What if the stock price went down? If Sarah does not ever exercise her options, the company never gets any tax expense for them, even though the OPTIONS CLEARLY WERE A COST TO THE COMPANY. The author is making the old have your cake and eat it too argument. In reality only if the company is successful is the tax code treatment of options beneficial, when it's not successful the treatment is unfair.

Note: If you don't think out of the money stock options are valuable, go to your broker and demand some September Tesla $1,000 call options for free because they "aren't worth anything yet" and see how far that gets you.


Netflix paid no dividend right?

And Netflix has not (so far) run a share buy back.

So they're either sitting on the excess cash, or they've spent it making more programs. In either case this is exactly what the current tax code is designed to incentivise. Businesses should invest. That's the whole point of taxing profits not net income...


If they're using their profits for purchases or hiring folks for new shows, the "tax" comes out of the sales tax and the income tax. I mean, this isn't as mustache twirling as people are making it out to be. The tax code is not that messed up. It has problems yes, but being pissed at a company that's reinvesting their income and not showing a profit is like complaining that the guy/gal that's been running for years won a race. It's not like the tax code is reserved only for a select few. It applies to all Americans. Play the game.


After a decade or two of these stories it’s clear this won’t change until someone offers a retail solution for everyday small businesses and individuals to enjoy the same level of “tAx PlAnNiNg.”

It’s the only thing that will motivate the rest of the legislature to plug the holes.

#### [TO-DO LIST]
1. Do these statements agree with the tax comments? Answer yes or no for each, quoting the words of the text that decide it. (a) Netflix has run a share buyback. (b) If Sarah never exercises her options, the company gets no tax expense for them. (c) The tax code is reserved only for a select few.
2. Can you sum up the tax comments in two sentences?
3. Repeat the tax comments from "If they're using" up to and including "Play the game.".

#### [DATA ENTRIES]
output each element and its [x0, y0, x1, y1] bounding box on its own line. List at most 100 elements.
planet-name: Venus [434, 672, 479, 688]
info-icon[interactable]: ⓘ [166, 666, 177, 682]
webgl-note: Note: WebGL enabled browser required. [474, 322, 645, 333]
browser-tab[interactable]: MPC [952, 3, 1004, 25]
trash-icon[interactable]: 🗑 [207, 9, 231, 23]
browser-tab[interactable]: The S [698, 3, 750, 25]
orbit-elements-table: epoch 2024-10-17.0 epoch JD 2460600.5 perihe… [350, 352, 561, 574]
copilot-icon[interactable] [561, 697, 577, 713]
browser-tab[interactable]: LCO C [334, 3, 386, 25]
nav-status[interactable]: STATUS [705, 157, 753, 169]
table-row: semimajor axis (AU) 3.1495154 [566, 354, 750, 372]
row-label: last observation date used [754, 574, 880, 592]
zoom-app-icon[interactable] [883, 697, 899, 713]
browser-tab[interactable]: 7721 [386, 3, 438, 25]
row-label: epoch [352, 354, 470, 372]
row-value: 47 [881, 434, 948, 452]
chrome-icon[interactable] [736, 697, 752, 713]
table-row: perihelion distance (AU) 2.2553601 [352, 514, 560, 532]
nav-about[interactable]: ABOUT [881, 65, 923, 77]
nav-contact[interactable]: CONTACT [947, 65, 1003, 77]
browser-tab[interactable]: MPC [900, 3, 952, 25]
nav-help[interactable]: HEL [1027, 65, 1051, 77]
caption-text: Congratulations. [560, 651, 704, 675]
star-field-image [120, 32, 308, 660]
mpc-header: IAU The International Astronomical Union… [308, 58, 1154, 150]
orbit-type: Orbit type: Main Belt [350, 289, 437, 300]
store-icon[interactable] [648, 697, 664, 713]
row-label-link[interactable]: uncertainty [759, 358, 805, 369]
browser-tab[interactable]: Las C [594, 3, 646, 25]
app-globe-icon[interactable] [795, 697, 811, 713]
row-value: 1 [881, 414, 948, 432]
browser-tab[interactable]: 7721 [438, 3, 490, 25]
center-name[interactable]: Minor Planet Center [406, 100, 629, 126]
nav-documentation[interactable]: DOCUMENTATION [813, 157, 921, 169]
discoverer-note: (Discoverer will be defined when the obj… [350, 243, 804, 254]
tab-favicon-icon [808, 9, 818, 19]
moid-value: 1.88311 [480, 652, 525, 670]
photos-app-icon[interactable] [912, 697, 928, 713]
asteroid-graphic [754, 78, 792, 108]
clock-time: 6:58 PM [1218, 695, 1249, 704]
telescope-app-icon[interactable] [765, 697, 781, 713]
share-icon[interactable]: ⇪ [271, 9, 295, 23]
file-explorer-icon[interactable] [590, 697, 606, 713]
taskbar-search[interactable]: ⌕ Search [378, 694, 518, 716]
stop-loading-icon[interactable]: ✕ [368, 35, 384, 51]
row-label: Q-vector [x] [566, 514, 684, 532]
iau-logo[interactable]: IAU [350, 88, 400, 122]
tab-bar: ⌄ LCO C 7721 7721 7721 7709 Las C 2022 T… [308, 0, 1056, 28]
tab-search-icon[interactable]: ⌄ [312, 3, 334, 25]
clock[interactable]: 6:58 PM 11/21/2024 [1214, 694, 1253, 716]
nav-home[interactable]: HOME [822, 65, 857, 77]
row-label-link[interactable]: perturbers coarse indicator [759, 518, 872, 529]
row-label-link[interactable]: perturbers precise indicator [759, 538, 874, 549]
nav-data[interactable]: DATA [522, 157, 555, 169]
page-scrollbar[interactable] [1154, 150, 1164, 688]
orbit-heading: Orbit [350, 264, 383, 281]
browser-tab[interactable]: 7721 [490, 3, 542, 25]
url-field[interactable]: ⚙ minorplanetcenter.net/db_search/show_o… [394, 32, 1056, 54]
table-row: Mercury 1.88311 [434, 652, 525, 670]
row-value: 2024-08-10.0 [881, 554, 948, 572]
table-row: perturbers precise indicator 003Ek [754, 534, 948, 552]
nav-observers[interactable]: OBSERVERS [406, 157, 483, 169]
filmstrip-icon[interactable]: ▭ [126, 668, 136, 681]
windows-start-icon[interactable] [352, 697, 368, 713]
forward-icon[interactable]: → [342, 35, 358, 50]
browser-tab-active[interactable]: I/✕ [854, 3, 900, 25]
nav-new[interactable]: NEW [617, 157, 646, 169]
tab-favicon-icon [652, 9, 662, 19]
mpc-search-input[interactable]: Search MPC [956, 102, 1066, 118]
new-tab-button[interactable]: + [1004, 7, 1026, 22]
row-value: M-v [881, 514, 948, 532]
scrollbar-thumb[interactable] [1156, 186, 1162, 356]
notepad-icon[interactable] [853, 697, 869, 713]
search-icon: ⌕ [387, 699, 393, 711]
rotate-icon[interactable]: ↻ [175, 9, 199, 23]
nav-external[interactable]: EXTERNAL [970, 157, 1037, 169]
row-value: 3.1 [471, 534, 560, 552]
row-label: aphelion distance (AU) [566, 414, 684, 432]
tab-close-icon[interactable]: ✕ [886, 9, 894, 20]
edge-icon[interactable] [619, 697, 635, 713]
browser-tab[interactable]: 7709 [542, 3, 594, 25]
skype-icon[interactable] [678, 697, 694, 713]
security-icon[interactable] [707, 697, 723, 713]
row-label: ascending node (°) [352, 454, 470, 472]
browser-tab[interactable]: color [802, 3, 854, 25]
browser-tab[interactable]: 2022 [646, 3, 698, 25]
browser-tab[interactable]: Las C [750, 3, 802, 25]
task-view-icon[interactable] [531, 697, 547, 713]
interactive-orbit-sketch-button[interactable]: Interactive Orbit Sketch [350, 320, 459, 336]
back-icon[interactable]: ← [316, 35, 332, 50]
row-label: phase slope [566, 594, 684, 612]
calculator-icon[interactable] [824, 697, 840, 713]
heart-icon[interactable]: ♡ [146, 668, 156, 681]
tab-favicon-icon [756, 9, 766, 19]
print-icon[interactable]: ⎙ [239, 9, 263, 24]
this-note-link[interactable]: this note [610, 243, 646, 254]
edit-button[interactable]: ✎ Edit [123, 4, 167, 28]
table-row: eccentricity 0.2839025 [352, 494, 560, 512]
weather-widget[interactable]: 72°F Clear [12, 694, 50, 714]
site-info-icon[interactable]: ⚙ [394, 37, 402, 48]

#### [SOLUTIONS TO THE EXERCISE]
1.
(a) No: "And Netflix has not (so far) run a share buy back."
(b) Yes: "If Sarah does not ever exercise her options, the company never gets any tax expense for them"
(c) No: "It's not like the tax code is reserved only for a select few. It applies to all Americans."

2. One comment argues that a company gets no tax expense for options that are never exercised, even though they were a cost, so the tax treatment of options is unfair when the company is not successful. Others say Netflix, with no dividend and no buyback so far, is either holding its excess cash or spending it on more programs, both of which the tax code is designed to encourage, while another holds that the holes will be plugged only once a retail solution brings the same tax planning to small businesses and individuals.

3.
If they're using their profits for purchases or hiring folks for new shows, the "tax" comes out of the sales tax and the income tax. I mean, this isn't as mustache twirling as people are making it out to be. The tax code is not that messed up. It has problems yes, but being pissed at a company that's reinvesting their income and not showing a profit is like complaining that the guy/gal that's been running for years won a race. It's not like the tax code is reserved only for a select few. It applies to all Americans. Play the game.